To do:
Set down each line of the material that follows, exactly, with no pictures.

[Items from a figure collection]
* * * * * * * * *

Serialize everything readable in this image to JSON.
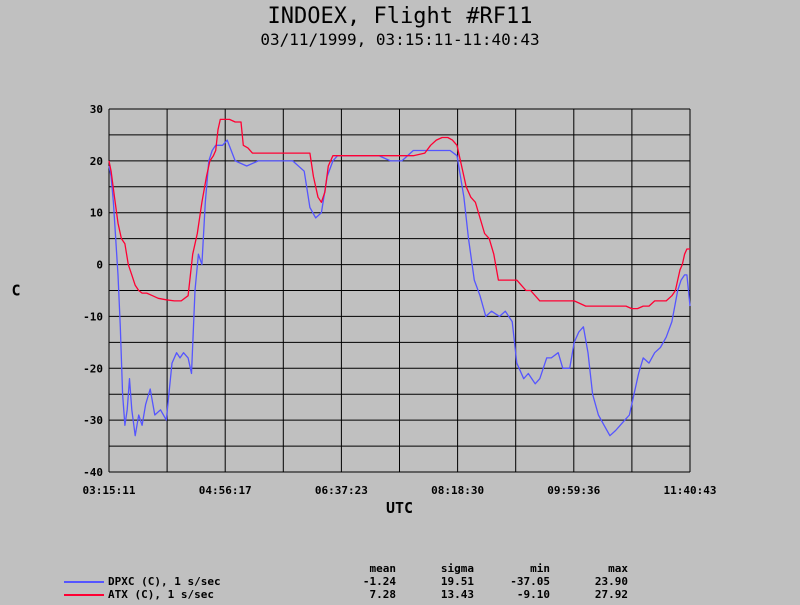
{
  "chart_data": {
    "type": "line",
    "title": "INDOEX, Flight #RF11",
    "subtitle": "03/11/1999, 03:15:11-11:40:43",
    "xlabel": "UTC",
    "ylabel": "C",
    "xlim": [
      "03:15:11",
      "11:40:43"
    ],
    "ylim": [
      -40,
      30
    ],
    "x_ticks": [
      "03:15:11",
      "04:56:17",
      "06:37:23",
      "08:18:30",
      "09:59:36",
      "11:40:43"
    ],
    "y_ticks": [
      30,
      20,
      10,
      0,
      -10,
      -20,
      -30,
      -40
    ],
    "grid": true,
    "series": [
      {
        "name": "DPXC (C), 1 s/sec",
        "color": "#5555ff",
        "x": [
          "03:15:11",
          "03:17:00",
          "03:19:00",
          "03:21:00",
          "03:23:00",
          "03:25:00",
          "03:27:00",
          "03:29:00",
          "03:31:00",
          "03:33:00",
          "03:35:00",
          "03:38:00",
          "03:41:00",
          "03:44:00",
          "03:47:00",
          "03:51:00",
          "03:55:00",
          "04:00:00",
          "04:05:00",
          "04:10:00",
          "04:14:00",
          "04:17:00",
          "04:20:00",
          "04:24:00",
          "04:27:00",
          "04:30:00",
          "04:33:00",
          "04:36:00",
          "04:39:00",
          "04:42:00",
          "04:45:00",
          "04:48:00",
          "04:51:00",
          "04:54:00",
          "04:58:00",
          "05:05:00",
          "05:15:00",
          "05:25:00",
          "05:35:00",
          "05:45:00",
          "05:55:00",
          "06:05:00",
          "06:10:00",
          "06:15:00",
          "06:20:00",
          "06:25:00",
          "06:30:00",
          "06:34:00",
          "06:38:00",
          "06:43:00",
          "06:50:00",
          "07:00:00",
          "07:10:00",
          "07:20:00",
          "07:30:00",
          "07:40:00",
          "07:50:00",
          "08:00:00",
          "08:06:00",
          "08:12:00",
          "08:18:00",
          "08:24:00",
          "08:28:00",
          "08:33:00",
          "08:38:00",
          "08:43:00",
          "08:48:00",
          "08:55:00",
          "09:00:00",
          "09:06:00",
          "09:10:00",
          "09:16:00",
          "09:20:00",
          "09:26:00",
          "09:30:00",
          "09:36:00",
          "09:40:00",
          "09:46:00",
          "09:50:00",
          "09:56:00",
          "10:00:00",
          "10:04:00",
          "10:08:00",
          "10:12:00",
          "10:16:00",
          "10:21:00",
          "10:26:00",
          "10:31:00",
          "10:36:00",
          "10:40:00",
          "10:44:00",
          "10:48:00",
          "10:52:00",
          "10:56:00",
          "11:00:00",
          "11:05:00",
          "11:10:00",
          "11:15:00",
          "11:20:00",
          "11:25:00",
          "11:30:00",
          "11:33:00",
          "11:36:00",
          "11:38:00",
          "11:40:43"
        ],
        "values": [
          19,
          17,
          12,
          5,
          -2,
          -12,
          -25,
          -31,
          -28,
          -22,
          -28,
          -33,
          -29,
          -31,
          -27,
          -24,
          -29,
          -28,
          -30,
          -19,
          -17,
          -18,
          -17,
          -18,
          -21,
          -5,
          2,
          0,
          12,
          20,
          22,
          23,
          23,
          23,
          24,
          20,
          19,
          20,
          20,
          20,
          20,
          18,
          11,
          9,
          10,
          17,
          20,
          21,
          21,
          21,
          21,
          21,
          21,
          20,
          20,
          22,
          22,
          22,
          22,
          22,
          21,
          13,
          5,
          -3,
          -6,
          -10,
          -9,
          -10,
          -9,
          -11,
          -19,
          -22,
          -21,
          -23,
          -22,
          -18,
          -18,
          -17,
          -20,
          -20,
          -15,
          -13,
          -12,
          -17,
          -25,
          -29,
          -31,
          -33,
          -32,
          -31,
          -30,
          -29,
          -25,
          -21,
          -18,
          -19,
          -17,
          -16,
          -14,
          -11,
          -5,
          -3,
          -2,
          -2,
          -8
        ]
      },
      {
        "name": "ATX (C), 1 s/sec",
        "color": "#ff0033",
        "x": [
          "03:15:11",
          "03:17:00",
          "03:20:00",
          "03:23:00",
          "03:26:00",
          "03:29:00",
          "03:32:00",
          "03:35:00",
          "03:38:00",
          "03:41:00",
          "03:44:00",
          "03:48:00",
          "03:53:00",
          "03:58:00",
          "04:05:00",
          "04:12:00",
          "04:18:00",
          "04:24:00",
          "04:28:00",
          "04:32:00",
          "04:36:00",
          "04:40:00",
          "04:43:00",
          "04:46:00",
          "04:48:00",
          "04:50:00",
          "04:52:00",
          "04:55:00",
          "05:00:00",
          "05:05:00",
          "05:10:00",
          "05:12:00",
          "05:16:00",
          "05:20:00",
          "05:30:00",
          "05:40:00",
          "05:50:00",
          "06:00:00",
          "06:05:00",
          "06:10:00",
          "06:13:00",
          "06:17:00",
          "06:20:00",
          "06:23:00",
          "06:26:00",
          "06:30:00",
          "06:40:00",
          "06:50:00",
          "07:00:00",
          "07:10:00",
          "07:20:00",
          "07:30:00",
          "07:40:00",
          "07:50:00",
          "07:55:00",
          "08:00:00",
          "08:05:00",
          "08:10:00",
          "08:14:00",
          "08:18:00",
          "08:22:00",
          "08:26:00",
          "08:30:00",
          "08:34:00",
          "08:38:00",
          "08:42:00",
          "08:46:00",
          "08:50:00",
          "08:54:00",
          "08:58:00",
          "09:02:00",
          "09:06:00",
          "09:10:00",
          "09:14:00",
          "09:18:00",
          "09:22:00",
          "09:30:00",
          "09:40:00",
          "09:50:00",
          "10:00:00",
          "10:05:00",
          "10:10:00",
          "10:20:00",
          "10:30:00",
          "10:35:00",
          "10:40:00",
          "10:45:00",
          "10:50:00",
          "10:55:00",
          "11:00:00",
          "11:05:00",
          "11:10:00",
          "11:15:00",
          "11:20:00",
          "11:25:00",
          "11:28:00",
          "11:30:00",
          "11:32:00",
          "11:34:00",
          "11:36:00",
          "11:38:00",
          "11:40:43"
        ],
        "values": [
          20,
          18,
          13,
          8,
          5,
          4,
          0,
          -2,
          -4,
          -5,
          -5.5,
          -5.5,
          -6,
          -6.5,
          -6.8,
          -7,
          -7,
          -6,
          2,
          6,
          12,
          17,
          20,
          21,
          22,
          26,
          28,
          28,
          28,
          27.5,
          27.5,
          23,
          22.5,
          21.5,
          21.5,
          21.5,
          21.5,
          21.5,
          21.5,
          21.5,
          17,
          13,
          12,
          14,
          19,
          21,
          21,
          21,
          21,
          21,
          21,
          21,
          21,
          21.5,
          23,
          24,
          24.5,
          24.5,
          24,
          23,
          19,
          15,
          13,
          12,
          9,
          6,
          5,
          2,
          -3,
          -3,
          -3,
          -3,
          -3,
          -4,
          -5,
          -5,
          -7,
          -7,
          -7,
          -7,
          -7.5,
          -8,
          -8,
          -8,
          -8,
          -8,
          -8,
          -8.5,
          -8.5,
          -8,
          -8,
          -7,
          -7,
          -7,
          -6,
          -5,
          -3,
          -1,
          0,
          2,
          3,
          3
        ]
      }
    ],
    "legend_placement": "bottom"
  },
  "stats": {
    "headers": [
      "mean",
      "sigma",
      "min",
      "max"
    ],
    "rows": [
      {
        "label": "DPXC (C), 1 s/sec",
        "color": "#5555ff",
        "mean": "-1.24",
        "sigma": "19.51",
        "min": "-37.05",
        "max": "23.90"
      },
      {
        "label": "ATX (C), 1 s/sec",
        "color": "#ff0033",
        "mean": "7.28",
        "sigma": "13.43",
        "min": "-9.10",
        "max": "27.92"
      }
    ]
  }
}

* * * * * * * * *

Output below:
Serialize everything readable in this image to JSON.
{
  "chart_data": {
    "type": "line",
    "title": "INDOEX, Flight #RF11",
    "subtitle": "03/11/1999, 03:15:11-11:40:43",
    "xlabel": "UTC",
    "ylabel": "C",
    "xlim": [
      "03:15:11",
      "11:40:43"
    ],
    "ylim": [
      -40,
      30
    ],
    "x_ticks": [
      "03:15:11",
      "04:56:17",
      "06:37:23",
      "08:18:30",
      "09:59:36",
      "11:40:43"
    ],
    "y_ticks": [
      30,
      20,
      10,
      0,
      -10,
      -20,
      -30,
      -40
    ],
    "grid": true,
    "series": [
      {
        "name": "DPXC (C), 1 s/sec",
        "color": "#5555ff",
        "x": [
          "03:15:11",
          "03:17:00",
          "03:19:00",
          "03:21:00",
          "03:23:00",
          "03:25:00",
          "03:27:00",
          "03:29:00",
          "03:31:00",
          "03:33:00",
          "03:35:00",
          "03:38:00",
          "03:41:00",
          "03:44:00",
          "03:47:00",
          "03:51:00",
          "03:55:00",
          "04:00:00",
          "04:05:00",
          "04:10:00",
          "04:14:00",
          "04:17:00",
          "04:20:00",
          "04:24:00",
          "04:27:00",
          "04:30:00",
          "04:33:00",
          "04:36:00",
          "04:39:00",
          "04:42:00",
          "04:45:00",
          "04:48:00",
          "04:51:00",
          "04:54:00",
          "04:58:00",
          "05:05:00",
          "05:15:00",
          "05:25:00",
          "05:35:00",
          "05:45:00",
          "05:55:00",
          "06:05:00",
          "06:10:00",
          "06:15:00",
          "06:20:00",
          "06:25:00",
          "06:30:00",
          "06:34:00",
          "06:38:00",
          "06:43:00",
          "06:50:00",
          "07:00:00",
          "07:10:00",
          "07:20:00",
          "07:30:00",
          "07:40:00",
          "07:50:00",
          "08:00:00",
          "08:06:00",
          "08:12:00",
          "08:18:00",
          "08:24:00",
          "08:28:00",
          "08:33:00",
          "08:38:00",
          "08:43:00",
          "08:48:00",
          "08:55:00",
          "09:00:00",
          "09:06:00",
          "09:10:00",
          "09:16:00",
          "09:20:00",
          "09:26:00",
          "09:30:00",
          "09:36:00",
          "09:40:00",
          "09:46:00",
          "09:50:00",
          "09:56:00",
          "10:00:00",
          "10:04:00",
          "10:08:00",
          "10:12:00",
          "10:16:00",
          "10:21:00",
          "10:26:00",
          "10:31:00",
          "10:36:00",
          "10:40:00",
          "10:44:00",
          "10:48:00",
          "10:52:00",
          "10:56:00",
          "11:00:00",
          "11:05:00",
          "11:10:00",
          "11:15:00",
          "11:20:00",
          "11:25:00",
          "11:30:00",
          "11:33:00",
          "11:36:00",
          "11:38:00",
          "11:40:43"
        ],
        "values": [
          19,
          17,
          12,
          5,
          -2,
          -12,
          -25,
          -31,
          -28,
          -22,
          -28,
          -33,
          -29,
          -31,
          -27,
          -24,
          -29,
          -28,
          -30,
          -19,
          -17,
          -18,
          -17,
          -18,
          -21,
          -5,
          2,
          0,
          12,
          20,
          22,
          23,
          23,
          23,
          24,
          20,
          19,
          20,
          20,
          20,
          20,
          18,
          11,
          9,
          10,
          17,
          20,
          21,
          21,
          21,
          21,
          21,
          21,
          20,
          20,
          22,
          22,
          22,
          22,
          22,
          21,
          13,
          5,
          -3,
          -6,
          -10,
          -9,
          -10,
          -9,
          -11,
          -19,
          -22,
          -21,
          -23,
          -22,
          -18,
          -18,
          -17,
          -20,
          -20,
          -15,
          -13,
          -12,
          -17,
          -25,
          -29,
          -31,
          -33,
          -32,
          -31,
          -30,
          -29,
          -25,
          -21,
          -18,
          -19,
          -17,
          -16,
          -14,
          -11,
          -5,
          -3,
          -2,
          -2,
          -8
        ]
      },
      {
        "name": "ATX (C), 1 s/sec",
        "color": "#ff0033",
        "x": [
          "03:15:11",
          "03:17:00",
          "03:20:00",
          "03:23:00",
          "03:26:00",
          "03:29:00",
          "03:32:00",
          "03:35:00",
          "03:38:00",
          "03:41:00",
          "03:44:00",
          "03:48:00",
          "03:53:00",
          "03:58:00",
          "04:05:00",
          "04:12:00",
          "04:18:00",
          "04:24:00",
          "04:28:00",
          "04:32:00",
          "04:36:00",
          "04:40:00",
          "04:43:00",
          "04:46:00",
          "04:48:00",
          "04:50:00",
          "04:52:00",
          "04:55:00",
          "05:00:00",
          "05:05:00",
          "05:10:00",
          "05:12:00",
          "05:16:00",
          "05:20:00",
          "05:30:00",
          "05:40:00",
          "05:50:00",
          "06:00:00",
          "06:05:00",
          "06:10:00",
          "06:13:00",
          "06:17:00",
          "06:20:00",
          "06:23:00",
          "06:26:00",
          "06:30:00",
          "06:40:00",
          "06:50:00",
          "07:00:00",
          "07:10:00",
          "07:20:00",
          "07:30:00",
          "07:40:00",
          "07:50:00",
          "07:55:00",
          "08:00:00",
          "08:05:00",
          "08:10:00",
          "08:14:00",
          "08:18:00",
          "08:22:00",
          "08:26:00",
          "08:30:00",
          "08:34:00",
          "08:38:00",
          "08:42:00",
          "08:46:00",
          "08:50:00",
          "08:54:00",
          "08:58:00",
          "09:02:00",
          "09:06:00",
          "09:10:00",
          "09:14:00",
          "09:18:00",
          "09:22:00",
          "09:30:00",
          "09:40:00",
          "09:50:00",
          "10:00:00",
          "10:05:00",
          "10:10:00",
          "10:20:00",
          "10:30:00",
          "10:35:00",
          "10:40:00",
          "10:45:00",
          "10:50:00",
          "10:55:00",
          "11:00:00",
          "11:05:00",
          "11:10:00",
          "11:15:00",
          "11:20:00",
          "11:25:00",
          "11:28:00",
          "11:30:00",
          "11:32:00",
          "11:34:00",
          "11:36:00",
          "11:38:00",
          "11:40:43"
        ],
        "values": [
          20,
          18,
          13,
          8,
          5,
          4,
          0,
          -2,
          -4,
          -5,
          -5.5,
          -5.5,
          -6,
          -6.5,
          -6.8,
          -7,
          -7,
          -6,
          2,
          6,
          12,
          17,
          20,
          21,
          22,
          26,
          28,
          28,
          28,
          27.5,
          27.5,
          23,
          22.5,
          21.5,
          21.5,
          21.5,
          21.5,
          21.5,
          21.5,
          21.5,
          17,
          13,
          12,
          14,
          19,
          21,
          21,
          21,
          21,
          21,
          21,
          21,
          21,
          21.5,
          23,
          24,
          24.5,
          24.5,
          24,
          23,
          19,
          15,
          13,
          12,
          9,
          6,
          5,
          2,
          -3,
          -3,
          -3,
          -3,
          -3,
          -4,
          -5,
          -5,
          -7,
          -7,
          -7,
          -7,
          -7.5,
          -8,
          -8,
          -8,
          -8,
          -8,
          -8,
          -8.5,
          -8.5,
          -8,
          -8,
          -7,
          -7,
          -7,
          -6,
          -5,
          -3,
          -1,
          0,
          2,
          3,
          3
        ]
      }
    ],
    "legend_placement": "bottom"
  },
  "stats": {
    "headers": [
      "mean",
      "sigma",
      "min",
      "max"
    ],
    "rows": [
      {
        "label": "DPXC (C), 1 s/sec",
        "color": "#5555ff",
        "mean": "-1.24",
        "sigma": "19.51",
        "min": "-37.05",
        "max": "23.90"
      },
      {
        "label": "ATX (C), 1 s/sec",
        "color": "#ff0033",
        "mean": "7.28",
        "sigma": "13.43",
        "min": "-9.10",
        "max": "27.92"
      }
    ]
  }
}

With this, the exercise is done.